:: Stated task ::
Gather each line of the records where "декрет" appears.

[Extracted data entries]
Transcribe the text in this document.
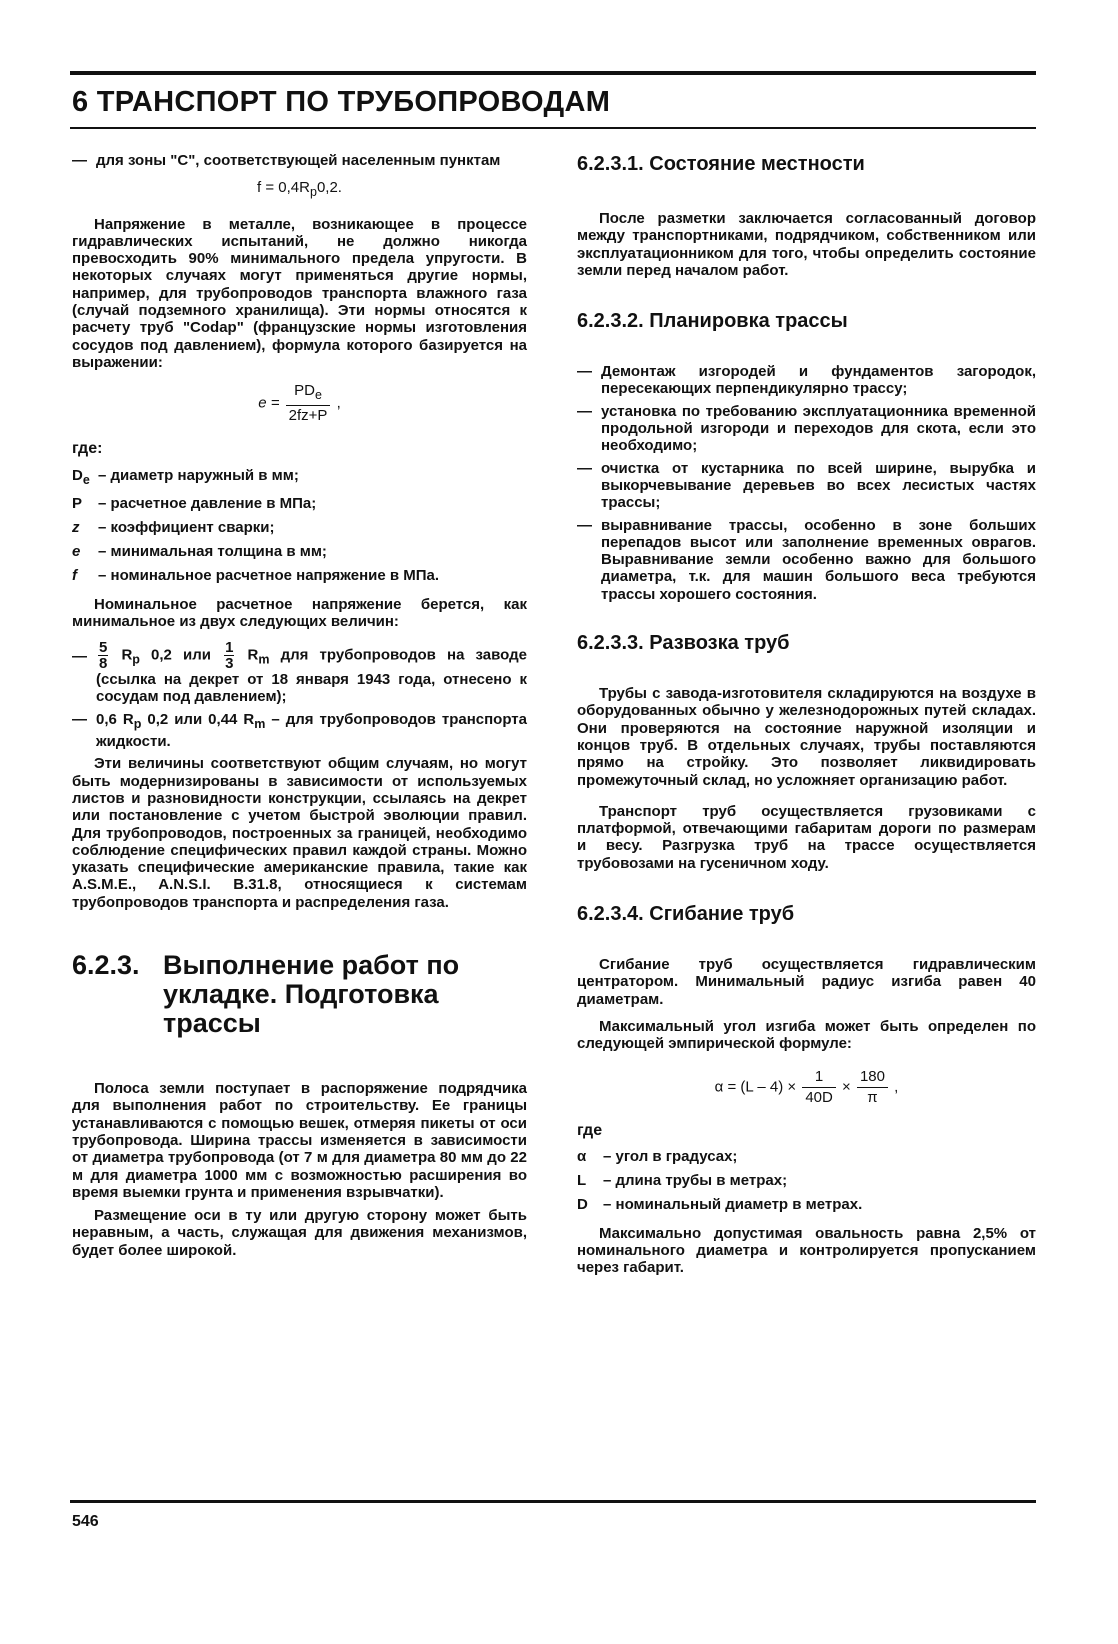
6 ТРАНСПОРТ ПО ТРУБОПРОВОДАМ
— для зоны "C", соответствующей населенным пунктам
$f = 0,4R_p0,2$.

Напряжение в металле, возникающее в процессе гидравлических испытаний, не должно никогда превосходить 90% минимального предела упругости. В некоторых случаях могут применяться другие нормы, например, для трубопроводов транспорта влажного газа (случай подземного хранилища). Эти нормы относятся к расчету труб "Codap" (французские нормы изготовления сосудов под давлением), формула которого базируется на выражении:

$e = \frac{PD_e}{2fz+P}$ ,
где:
$D_e$ – диаметр наружный в мм;
P	– расчетное давление в МПа;
z	– коэффициент сварки;
e	– минимальная толщина в мм;
f	– номинальное расчетное напряжение в МПа.

Номинальное расчетное напряжение берется, как минимальное из двух следующих величин:

— $\frac{5}{8} R_p$ 0,2 или $\frac{1}{3} R_m$ для трубопроводов на заводе (ссылка на декрет от 18 января 1943 года, отнесено к сосудам под давлением);
— 0,6 $R_p$ 0,2 или 0,44 $R_m$ – для трубопроводов транспорта жидкости.

Эти величины соответствуют общим случаям, но могут быть модернизированы в зависимости от используемых листов и разновидности конструкции, ссылаясь на декрет или постановление с учетом быстрой эволюции правил. Для трубопроводов, построенных за границей, необходимо соблюдение специфических правил каждой страны. Можно указать специфические американские правила, такие как A.S.M.E., A.N.S.I. B.31.8, относящиеся к системам трубопроводов транспорта и распределения газа.

6.2.3. Выполнение работ по укладке. Подготовка трассы

Полоса земли поступает в распоряжение подрядчика для выполнения работ по строительству. Ее границы устанавливаются с помощью вешек, отмеряя пикеты от оси трубопровода. Ширина трассы изменяется в зависимости от диаметра трубопровода (от 7 м для диаметра 80 мм до 22 м для диаметра 1000 мм с возможностью расширения во время выемки грунта и применения взрывчатки).

Размещение оси в ту или другую сторону может быть неравным, а часть, служащая для движения механизмов, будет более широкой.

6.2.3.1. Состояние местности

После разметки заключается согласованный договор между транспортниками, подрядчиком, собственником или эксплуатационником для того, чтобы определить состояние земли перед началом работ.

6.2.3.2. Планировка трассы
— Демонтаж изгородей и фундаментов загородок, пересекающих перпендикулярно трассу;
— установка по требованию эксплуатационника временной продольной изгороди и переходов для скота, если это необходимо;
— очистка от кустарника по всей ширине, вырубка и выкорчевывание деревьев во всех лесистых частях трассы;
— выравнивание трассы, особенно в зоне больших перепадов высот или заполнение временных оврагов. Выравнивание земли особенно важно для большого диаметра, т.к. для машин большого веса требуются трассы хорошего состояния.
6.2.3.3. Развозка труб

Трубы с завода-изготовителя складируются на воздухе в оборудованных обычно у железнодорожных путей складах. Они проверяются на состояние наружной изоляции и концов труб. В отдельных случаях, трубы поставляются прямо на стройку. Это позволяет ликвидировать промежуточный склад, но усложняет организацию работ.

Транспорт труб осуществляется грузовиками с платформой, отвечающими габаритам дороги по размерам и весу. Разгрузка труб на трассе осуществляется трубовозами на гусеничном ходу.

6.2.3.4. Сгибание труб

Сгибание труб осуществляется гидравлическим центратором. Минимальный радиус изгиба равен 40 диаметрам.

Максимальный угол изгиба может быть определен по следующей эмпирической формуле:

$\alpha = (L - 4) \times \frac{1}{40D} \times \frac{180}{\pi}$ ,
где
α	– угол в градусах;
L	– длина трубы в метрах;
D	– номинальный диаметр в метрах.

Максимально допустимая овальность равна 2,5% от номинального диаметра и контролируется пропусканием через габарит.

546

:: The completed task ::
— $\frac{5}{8} R_p$ 0,2 или $\frac{1}{3} R_m$ для трубопроводов на заводе (ссылка на декрет от 18 января 1943 года, отнесено к сосудам под давлением);
Эти величины соответствуют общим случаям, но могут быть модернизированы в зависимости от используемых листов и разновидности конструкции, ссылаясь на декрет или постановление с учетом быстрой эволюции правил. Для трубопроводов, построенных за границей, необходимо соблюдение специфических правил каждой страны. Можно указать специфические американские правила, такие как A.S.M.E., A.N.S.I. B.31.8, относящиеся к системам трубопроводов транспорта и распределения газа.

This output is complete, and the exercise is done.